[Exercise requirements] Give again, word for word, only the lines from the one containing "What's the underlying" through the final line.

[Exercise materials]
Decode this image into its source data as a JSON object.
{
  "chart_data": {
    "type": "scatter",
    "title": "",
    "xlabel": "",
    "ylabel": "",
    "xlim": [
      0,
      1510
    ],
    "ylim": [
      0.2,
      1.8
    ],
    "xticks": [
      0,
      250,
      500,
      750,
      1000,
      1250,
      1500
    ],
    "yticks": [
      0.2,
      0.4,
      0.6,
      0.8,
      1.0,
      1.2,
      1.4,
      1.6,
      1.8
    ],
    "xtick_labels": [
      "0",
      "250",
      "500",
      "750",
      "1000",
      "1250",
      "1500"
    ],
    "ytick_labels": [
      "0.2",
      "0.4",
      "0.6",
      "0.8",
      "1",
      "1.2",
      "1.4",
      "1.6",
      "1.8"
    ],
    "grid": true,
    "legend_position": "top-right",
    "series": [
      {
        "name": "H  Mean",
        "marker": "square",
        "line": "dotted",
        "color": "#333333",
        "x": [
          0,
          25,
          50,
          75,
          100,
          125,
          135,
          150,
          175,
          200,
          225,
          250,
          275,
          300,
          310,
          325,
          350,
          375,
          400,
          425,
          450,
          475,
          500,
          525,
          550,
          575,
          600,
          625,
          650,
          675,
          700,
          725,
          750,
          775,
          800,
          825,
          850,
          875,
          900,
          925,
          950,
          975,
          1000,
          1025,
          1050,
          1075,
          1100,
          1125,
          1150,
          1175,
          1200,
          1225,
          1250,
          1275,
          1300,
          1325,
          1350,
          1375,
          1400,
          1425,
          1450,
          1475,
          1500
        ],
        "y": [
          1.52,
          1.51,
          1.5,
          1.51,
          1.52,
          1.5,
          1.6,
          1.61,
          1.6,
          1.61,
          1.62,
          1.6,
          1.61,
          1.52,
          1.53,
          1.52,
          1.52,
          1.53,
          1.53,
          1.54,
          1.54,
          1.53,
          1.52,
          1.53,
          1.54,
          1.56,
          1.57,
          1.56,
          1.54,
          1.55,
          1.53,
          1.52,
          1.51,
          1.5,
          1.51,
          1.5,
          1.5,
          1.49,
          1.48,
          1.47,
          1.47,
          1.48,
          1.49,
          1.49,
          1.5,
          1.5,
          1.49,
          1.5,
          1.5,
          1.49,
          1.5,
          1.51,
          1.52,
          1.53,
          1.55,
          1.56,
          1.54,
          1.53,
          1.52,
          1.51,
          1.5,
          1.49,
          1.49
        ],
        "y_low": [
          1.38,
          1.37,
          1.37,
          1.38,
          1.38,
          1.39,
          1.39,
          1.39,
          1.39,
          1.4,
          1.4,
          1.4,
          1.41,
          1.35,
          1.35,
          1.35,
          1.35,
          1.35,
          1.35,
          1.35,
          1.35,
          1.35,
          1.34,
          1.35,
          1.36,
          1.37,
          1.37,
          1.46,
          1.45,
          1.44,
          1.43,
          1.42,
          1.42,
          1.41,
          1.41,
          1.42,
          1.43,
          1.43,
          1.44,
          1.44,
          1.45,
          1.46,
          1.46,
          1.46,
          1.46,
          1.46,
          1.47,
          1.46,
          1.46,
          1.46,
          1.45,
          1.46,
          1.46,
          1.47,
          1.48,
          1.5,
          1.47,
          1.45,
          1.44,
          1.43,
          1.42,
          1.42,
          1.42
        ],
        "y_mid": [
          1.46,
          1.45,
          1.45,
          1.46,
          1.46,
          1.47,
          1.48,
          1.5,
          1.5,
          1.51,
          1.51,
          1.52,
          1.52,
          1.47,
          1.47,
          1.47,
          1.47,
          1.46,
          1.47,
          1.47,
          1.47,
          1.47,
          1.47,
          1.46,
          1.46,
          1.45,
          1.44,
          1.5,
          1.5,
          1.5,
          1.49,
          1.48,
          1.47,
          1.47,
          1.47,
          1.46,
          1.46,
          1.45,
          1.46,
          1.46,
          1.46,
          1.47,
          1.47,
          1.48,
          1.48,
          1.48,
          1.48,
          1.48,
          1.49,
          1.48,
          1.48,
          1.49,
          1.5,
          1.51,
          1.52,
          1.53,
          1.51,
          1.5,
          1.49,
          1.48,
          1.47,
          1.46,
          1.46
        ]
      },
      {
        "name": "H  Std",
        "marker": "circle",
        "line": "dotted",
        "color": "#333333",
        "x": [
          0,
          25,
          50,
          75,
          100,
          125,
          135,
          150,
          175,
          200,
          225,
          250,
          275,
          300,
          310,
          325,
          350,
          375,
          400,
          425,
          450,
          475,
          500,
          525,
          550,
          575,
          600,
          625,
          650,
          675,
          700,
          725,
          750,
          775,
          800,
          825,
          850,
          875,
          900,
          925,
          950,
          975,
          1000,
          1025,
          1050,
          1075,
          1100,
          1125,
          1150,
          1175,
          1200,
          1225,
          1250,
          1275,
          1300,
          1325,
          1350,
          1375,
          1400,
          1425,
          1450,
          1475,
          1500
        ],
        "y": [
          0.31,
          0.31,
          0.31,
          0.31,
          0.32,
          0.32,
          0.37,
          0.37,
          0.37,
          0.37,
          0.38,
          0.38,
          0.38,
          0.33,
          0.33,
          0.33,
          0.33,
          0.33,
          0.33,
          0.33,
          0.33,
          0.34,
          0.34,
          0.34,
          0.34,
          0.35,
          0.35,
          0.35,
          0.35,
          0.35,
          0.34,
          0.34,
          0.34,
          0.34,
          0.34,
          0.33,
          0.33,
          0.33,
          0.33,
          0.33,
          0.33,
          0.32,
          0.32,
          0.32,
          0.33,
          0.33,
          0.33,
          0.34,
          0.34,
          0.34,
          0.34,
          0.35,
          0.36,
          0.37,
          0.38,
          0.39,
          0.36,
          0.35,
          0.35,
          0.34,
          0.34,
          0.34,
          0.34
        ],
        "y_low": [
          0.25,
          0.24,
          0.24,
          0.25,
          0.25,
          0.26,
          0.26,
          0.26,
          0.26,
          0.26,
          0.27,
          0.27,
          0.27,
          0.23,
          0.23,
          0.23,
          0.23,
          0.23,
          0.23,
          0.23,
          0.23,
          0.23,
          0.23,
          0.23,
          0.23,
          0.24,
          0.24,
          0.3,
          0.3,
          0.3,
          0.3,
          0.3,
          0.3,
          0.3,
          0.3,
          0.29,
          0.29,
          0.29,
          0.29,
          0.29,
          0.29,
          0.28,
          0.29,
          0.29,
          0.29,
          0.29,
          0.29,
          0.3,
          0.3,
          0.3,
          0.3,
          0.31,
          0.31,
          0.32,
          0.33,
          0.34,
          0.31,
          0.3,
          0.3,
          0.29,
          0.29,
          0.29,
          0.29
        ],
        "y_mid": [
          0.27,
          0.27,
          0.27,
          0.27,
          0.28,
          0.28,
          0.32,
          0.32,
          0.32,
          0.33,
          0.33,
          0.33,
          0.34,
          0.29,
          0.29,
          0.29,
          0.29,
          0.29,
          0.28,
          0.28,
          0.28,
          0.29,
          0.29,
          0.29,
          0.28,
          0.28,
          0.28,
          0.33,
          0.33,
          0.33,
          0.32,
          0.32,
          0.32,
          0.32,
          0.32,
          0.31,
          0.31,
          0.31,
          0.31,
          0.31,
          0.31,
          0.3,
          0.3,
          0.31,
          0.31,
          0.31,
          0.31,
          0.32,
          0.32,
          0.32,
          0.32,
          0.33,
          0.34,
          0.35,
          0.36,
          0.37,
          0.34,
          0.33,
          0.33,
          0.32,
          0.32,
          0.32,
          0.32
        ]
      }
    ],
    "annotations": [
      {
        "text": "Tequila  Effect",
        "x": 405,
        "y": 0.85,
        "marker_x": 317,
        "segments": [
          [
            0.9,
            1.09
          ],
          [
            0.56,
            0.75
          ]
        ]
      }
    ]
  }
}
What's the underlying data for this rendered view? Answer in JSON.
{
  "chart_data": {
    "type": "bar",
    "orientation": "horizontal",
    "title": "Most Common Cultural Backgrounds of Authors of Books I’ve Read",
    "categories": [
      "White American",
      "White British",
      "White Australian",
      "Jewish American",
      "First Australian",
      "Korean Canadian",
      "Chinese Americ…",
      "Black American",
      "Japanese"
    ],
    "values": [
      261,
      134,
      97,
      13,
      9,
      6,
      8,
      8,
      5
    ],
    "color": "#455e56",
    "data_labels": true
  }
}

[Completed exercise]
What's the underlying data for this rendered view? Answer in JSON.
{
  "chart_data": {
    "type": "bar",
    "orientation": "horizontal",
    "title": "Most Common Cultural Backgrounds of Authors of Books I’ve Read",
    "categories": [
      "White American",
      "White British",
      "White Australian",
      "Jewish American",
      "First Australian",
      "Korean Canadian",
      "Chinese Americ…",
      "Black American",
      "Japanese"
    ],
    "values": [
      261,
      134,
      97,
      13,
      9,
      6,
      8,
      8,
      5
    ],
    "color": "#455e56",
    "data_labels": true
  }
}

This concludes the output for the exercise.